#### A block of data
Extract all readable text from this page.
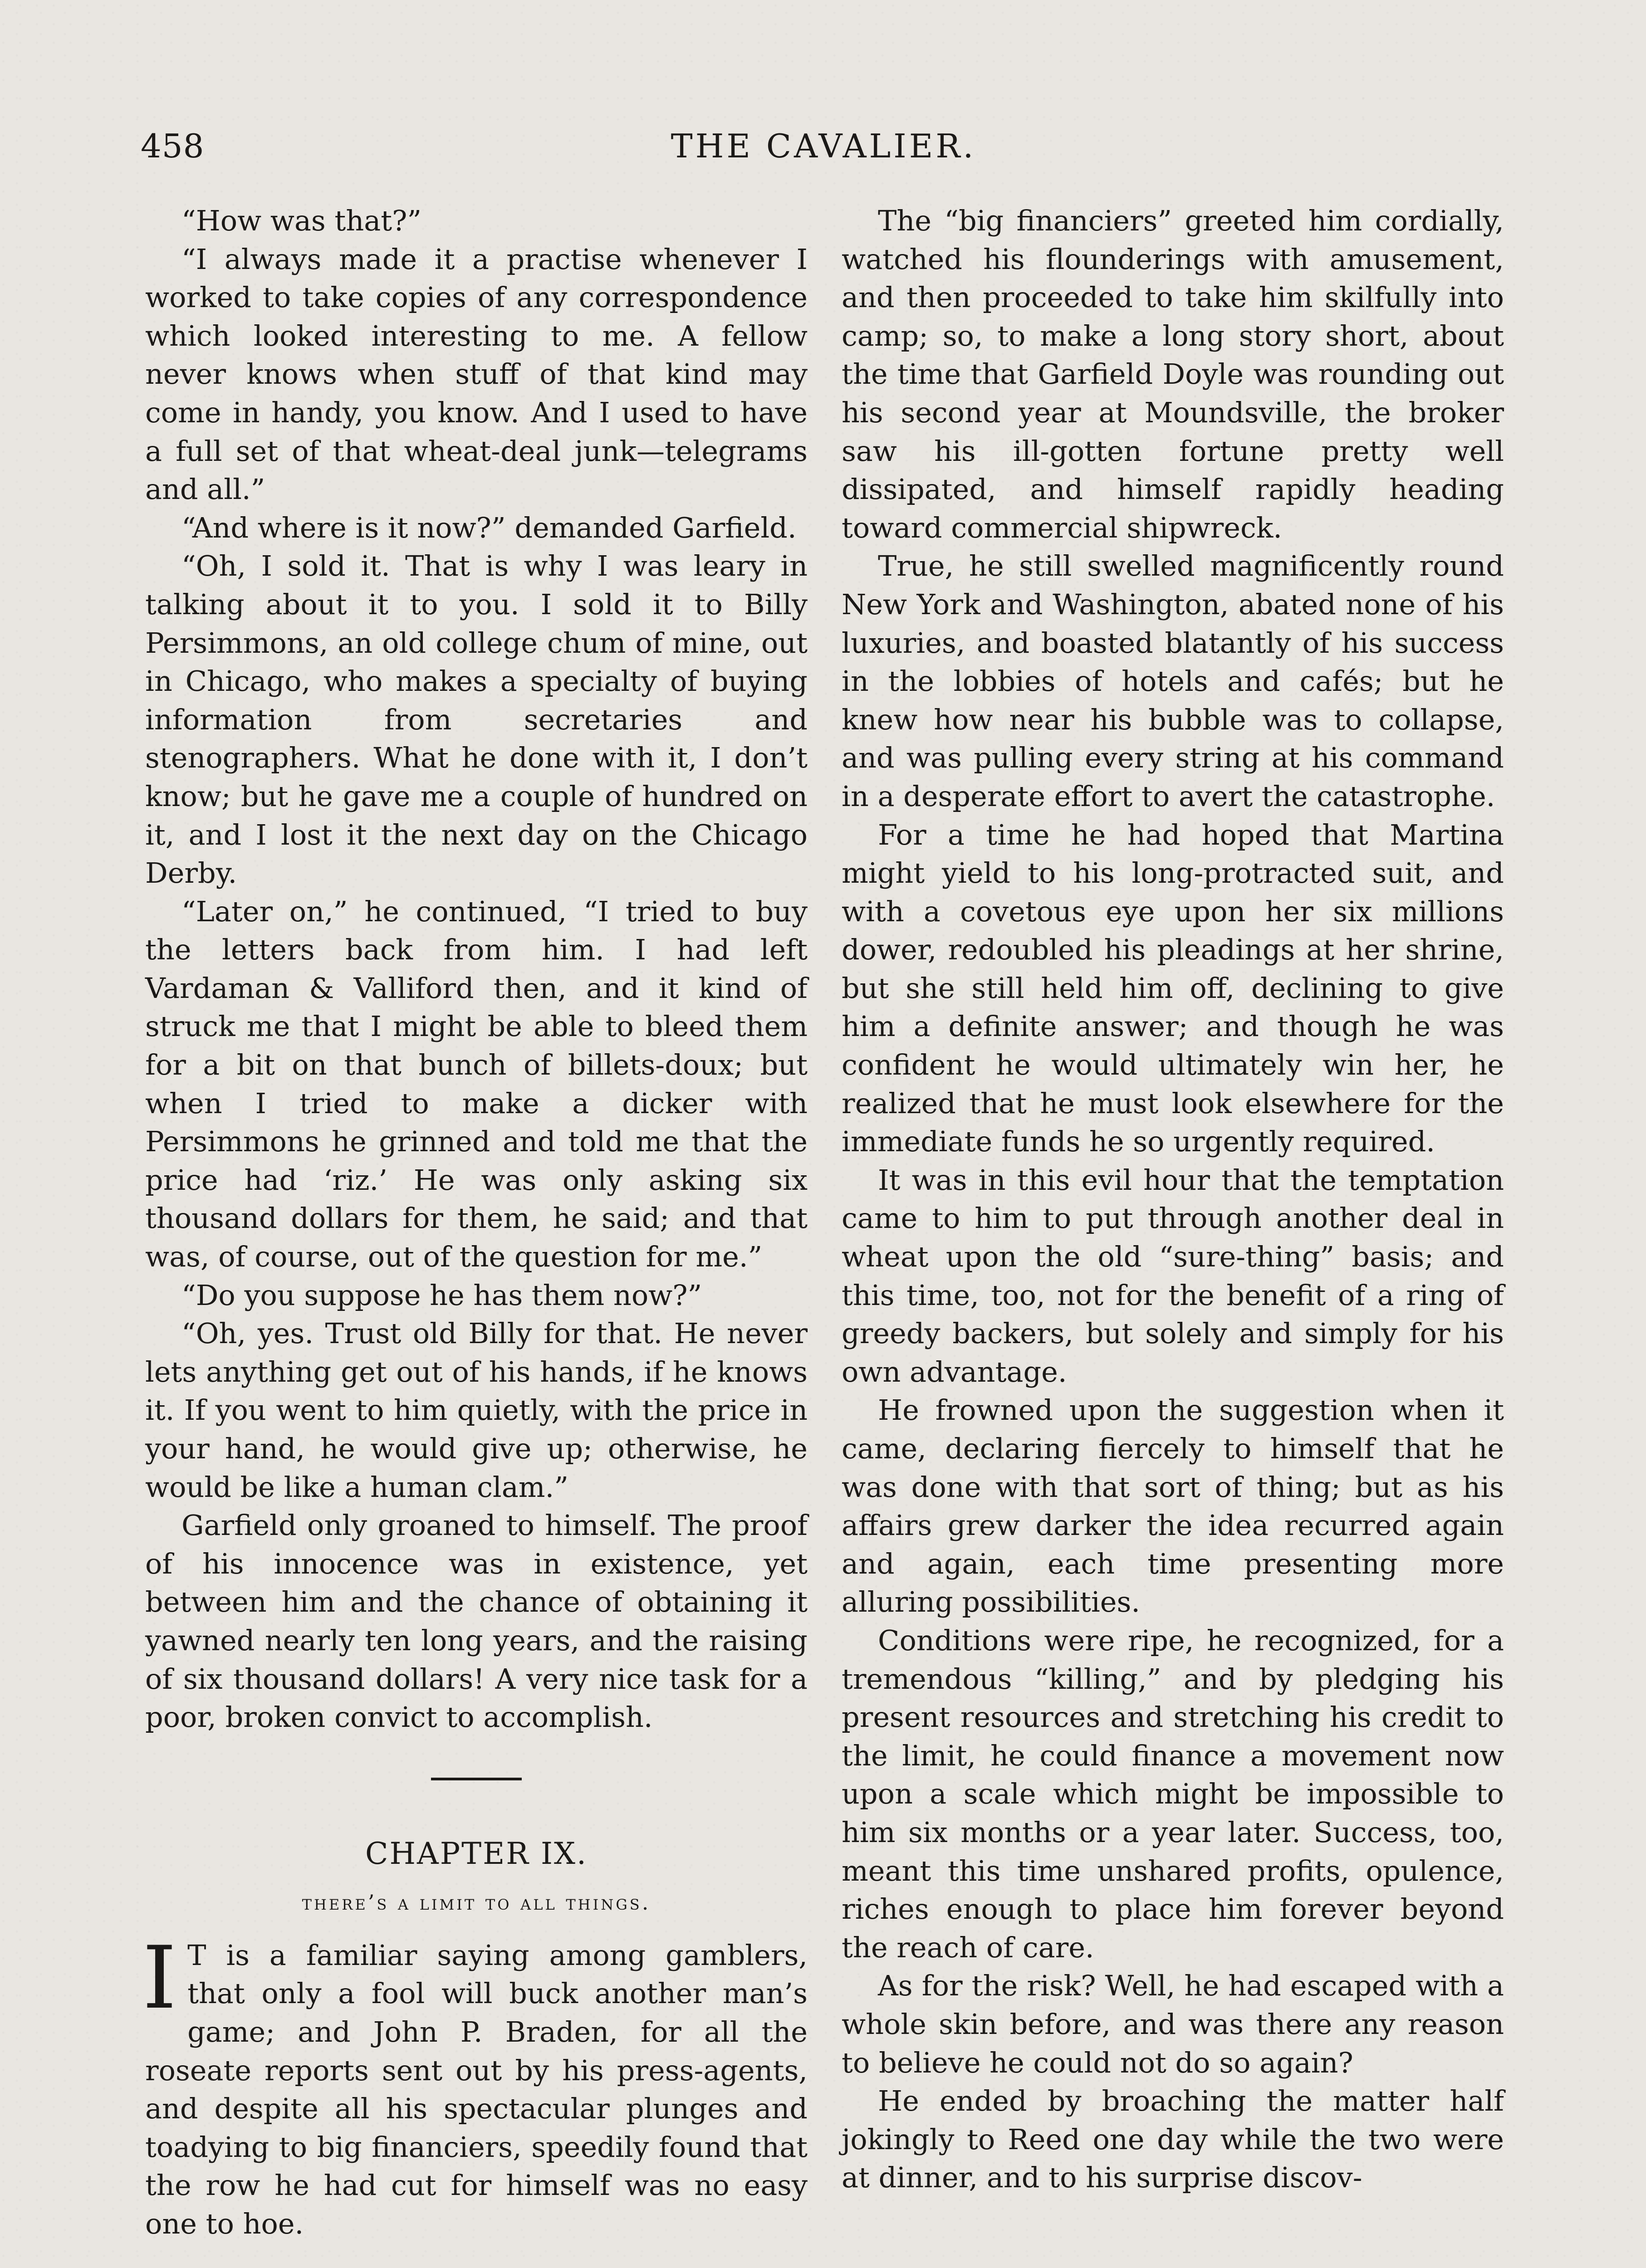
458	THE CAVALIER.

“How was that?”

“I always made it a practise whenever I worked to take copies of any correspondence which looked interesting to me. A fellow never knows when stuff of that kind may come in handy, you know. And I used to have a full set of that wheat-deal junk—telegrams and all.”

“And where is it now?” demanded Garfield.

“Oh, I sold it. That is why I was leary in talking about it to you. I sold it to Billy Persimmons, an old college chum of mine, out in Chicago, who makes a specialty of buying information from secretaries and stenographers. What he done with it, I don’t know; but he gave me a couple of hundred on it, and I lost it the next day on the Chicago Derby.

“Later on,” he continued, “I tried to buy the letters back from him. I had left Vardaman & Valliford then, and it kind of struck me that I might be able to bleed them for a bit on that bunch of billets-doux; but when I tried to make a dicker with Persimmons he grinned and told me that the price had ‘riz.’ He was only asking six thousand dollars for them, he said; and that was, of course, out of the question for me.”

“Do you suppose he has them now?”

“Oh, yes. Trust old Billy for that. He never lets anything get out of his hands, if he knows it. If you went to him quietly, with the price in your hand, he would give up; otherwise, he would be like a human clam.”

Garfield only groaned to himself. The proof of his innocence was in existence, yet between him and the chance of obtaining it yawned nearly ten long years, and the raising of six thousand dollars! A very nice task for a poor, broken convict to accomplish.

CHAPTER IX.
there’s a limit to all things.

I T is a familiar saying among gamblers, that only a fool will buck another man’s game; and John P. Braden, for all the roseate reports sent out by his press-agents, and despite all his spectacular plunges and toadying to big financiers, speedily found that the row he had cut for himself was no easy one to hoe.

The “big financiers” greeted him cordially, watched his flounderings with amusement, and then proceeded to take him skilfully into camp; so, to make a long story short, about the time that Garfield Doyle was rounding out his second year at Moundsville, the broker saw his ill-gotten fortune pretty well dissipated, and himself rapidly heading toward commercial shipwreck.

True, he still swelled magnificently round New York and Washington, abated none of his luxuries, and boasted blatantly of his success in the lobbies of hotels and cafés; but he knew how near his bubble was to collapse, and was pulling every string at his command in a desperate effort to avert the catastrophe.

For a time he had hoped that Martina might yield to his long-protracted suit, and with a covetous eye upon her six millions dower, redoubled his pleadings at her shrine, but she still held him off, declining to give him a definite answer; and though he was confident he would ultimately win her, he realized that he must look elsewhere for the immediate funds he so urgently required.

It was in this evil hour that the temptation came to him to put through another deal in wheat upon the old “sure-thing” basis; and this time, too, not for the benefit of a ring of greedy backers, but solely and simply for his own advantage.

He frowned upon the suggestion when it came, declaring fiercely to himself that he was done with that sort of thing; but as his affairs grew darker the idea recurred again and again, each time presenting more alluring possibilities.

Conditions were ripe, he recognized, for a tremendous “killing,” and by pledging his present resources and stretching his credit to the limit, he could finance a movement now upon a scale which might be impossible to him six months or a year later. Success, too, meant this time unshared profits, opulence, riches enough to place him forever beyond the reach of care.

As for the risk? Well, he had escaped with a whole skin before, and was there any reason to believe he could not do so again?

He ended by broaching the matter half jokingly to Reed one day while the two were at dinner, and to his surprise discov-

* * *

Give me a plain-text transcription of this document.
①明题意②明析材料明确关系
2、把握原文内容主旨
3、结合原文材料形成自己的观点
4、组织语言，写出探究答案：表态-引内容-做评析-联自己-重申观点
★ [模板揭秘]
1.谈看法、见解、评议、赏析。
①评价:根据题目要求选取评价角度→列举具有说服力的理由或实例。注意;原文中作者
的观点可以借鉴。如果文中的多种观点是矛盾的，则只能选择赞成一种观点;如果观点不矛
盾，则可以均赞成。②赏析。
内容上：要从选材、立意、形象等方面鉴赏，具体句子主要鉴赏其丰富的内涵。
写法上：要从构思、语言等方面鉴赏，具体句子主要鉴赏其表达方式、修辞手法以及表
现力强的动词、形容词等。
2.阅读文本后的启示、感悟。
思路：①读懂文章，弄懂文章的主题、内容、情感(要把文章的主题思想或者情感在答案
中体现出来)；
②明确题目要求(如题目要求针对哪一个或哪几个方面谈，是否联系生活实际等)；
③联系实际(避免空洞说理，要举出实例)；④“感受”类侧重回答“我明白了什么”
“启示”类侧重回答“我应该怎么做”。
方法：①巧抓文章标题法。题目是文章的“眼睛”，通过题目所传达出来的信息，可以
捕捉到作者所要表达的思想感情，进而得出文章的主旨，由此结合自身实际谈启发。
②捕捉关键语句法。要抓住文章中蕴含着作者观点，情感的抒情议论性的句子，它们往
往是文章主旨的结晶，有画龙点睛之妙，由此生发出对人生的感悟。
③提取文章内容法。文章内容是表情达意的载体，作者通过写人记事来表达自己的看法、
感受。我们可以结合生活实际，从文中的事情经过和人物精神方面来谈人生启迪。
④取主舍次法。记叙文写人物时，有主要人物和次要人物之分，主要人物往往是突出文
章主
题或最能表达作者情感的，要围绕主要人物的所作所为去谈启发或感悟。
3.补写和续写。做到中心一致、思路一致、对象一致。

#### EXERCISE AIM
What is the number of lines containing "类侧重回答"? Give that number only.

#### PROBLEM SOLUTION
2